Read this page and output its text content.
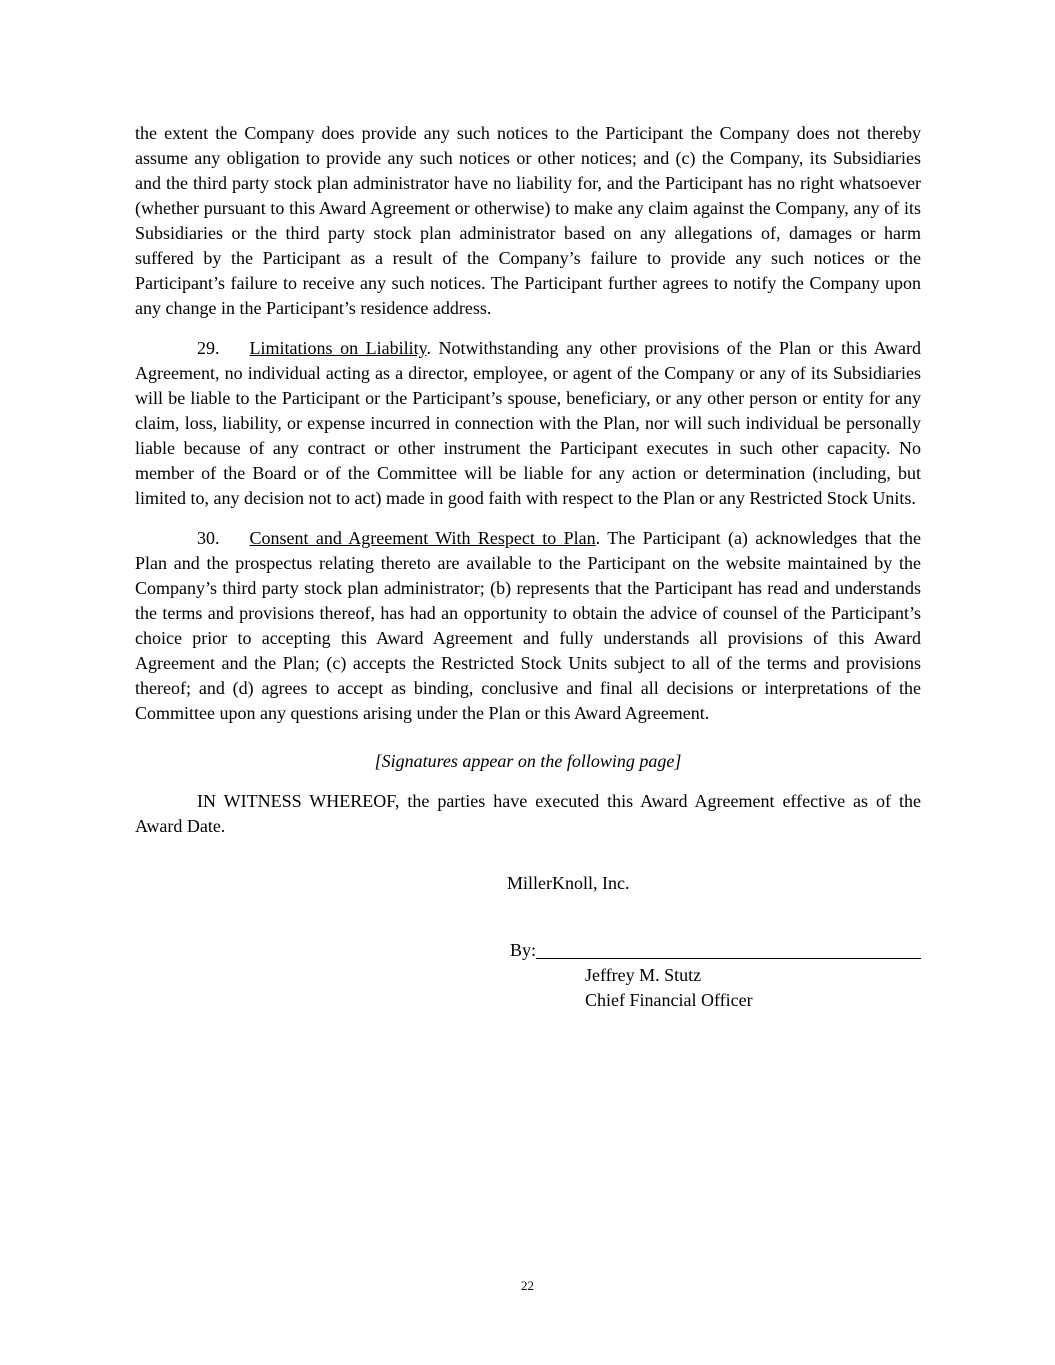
the extent the Company does provide any such notices to the Participant the Company does not thereby assume any obligation to provide any such notices or other notices; and (c) the Company, its Subsidiaries and the third party stock plan administrator have no liability for, and the Participant has no right whatsoever (whether pursuant to this Award Agreement or otherwise) to make any claim against the Company, any of its Subsidiaries or the third party stock plan administrator based on any allegations of, damages or harm suffered by the Participant as a result of the Company’s failure to provide any such notices or the Participant’s failure to receive any such notices. The Participant further agrees to notify the Company upon any change in the Participant’s residence address.

29. Limitations on Liability. Notwithstanding any other provisions of the Plan or this Award Agreement, no individual acting as a director, employee, or agent of the Company or any of its Subsidiaries will be liable to the Participant or the Participant’s spouse, beneficiary, or any other person or entity for any claim, loss, liability, or expense incurred in connection with the Plan, nor will such individual be personally liable because of any contract or other instrument the Participant executes in such other capacity. No member of the Board or of the Committee will be liable for any action or determination (including, but limited to, any decision not to act) made in good faith with respect to the Plan or any Restricted Stock Units.

30. Consent and Agreement With Respect to Plan. The Participant (a) acknowledges that the Plan and the prospectus relating thereto are available to the Participant on the website maintained by the Company’s third party stock plan administrator; (b) represents that the Participant has read and understands the terms and provisions thereof, has had an opportunity to obtain the advice of counsel of the Participant’s choice prior to accepting this Award Agreement and fully understands all provisions of this Award Agreement and the Plan; (c) accepts the Restricted Stock Units subject to all of the terms and provisions thereof; and (d) agrees to accept as binding, conclusive and final all decisions or interpretations of the Committee upon any questions arising under the Plan or this Award Agreement.

[Signatures appear on the following page]

IN WITNESS WHEREOF, the parties have executed this Award Agreement effective as of the Award Date.

MillerKnoll, Inc.
By:
Jeffrey M. Stutz
Chief Financial Officer
22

————————

■ **DESCRIPTION OF THE TASK**
Pictures are excluded; copy all other data exactly as shown.

■ **CORRECT OUTPUT**
Read this page and output its text content.
the extent the Company does provide any such notices to the Participant the Company does not thereby assume any obligation to provide any such notices or other notices; and (c) the Company, its Subsidiaries and the third party stock plan administrator have no liability for, and the Participant has no right whatsoever (whether pursuant to this Award Agreement or otherwise) to make any claim against the Company, any of its Subsidiaries or the third party stock plan administrator based on any allegations of, damages or harm suffered by the Participant as a result of the Company’s failure to provide any such notices or the Participant’s failure to receive any such notices. The Participant further agrees to notify the Company upon any change in the Participant’s residence address.

29. Limitations on Liability. Notwithstanding any other provisions of the Plan or this Award Agreement, no individual acting as a director, employee, or agent of the Company or any of its Subsidiaries will be liable to the Participant or the Participant’s spouse, beneficiary, or any other person or entity for any claim, loss, liability, or expense incurred in connection with the Plan, nor will such individual be personally liable because of any contract or other instrument the Participant executes in such other capacity. No member of the Board or of the Committee will be liable for any action or determination (including, but limited to, any decision not to act) made in good faith with respect to the Plan or any Restricted Stock Units.

30. Consent and Agreement With Respect to Plan. The Participant (a) acknowledges that the Plan and the prospectus relating thereto are available to the Participant on the website maintained by the Company’s third party stock plan administrator; (b) represents that the Participant has read and understands the terms and provisions thereof, has had an opportunity to obtain the advice of counsel of the Participant’s choice prior to accepting this Award Agreement and fully understands all provisions of this Award Agreement and the Plan; (c) accepts the Restricted Stock Units subject to all of the terms and provisions thereof; and (d) agrees to accept as binding, conclusive and final all decisions or interpretations of the Committee upon any questions arising under the Plan or this Award Agreement.

[Signatures appear on the following page]

IN WITNESS WHEREOF, the parties have executed this Award Agreement effective as of the Award Date.

MillerKnoll, Inc.
By:
Jeffrey M. Stutz
Chief Financial Officer
22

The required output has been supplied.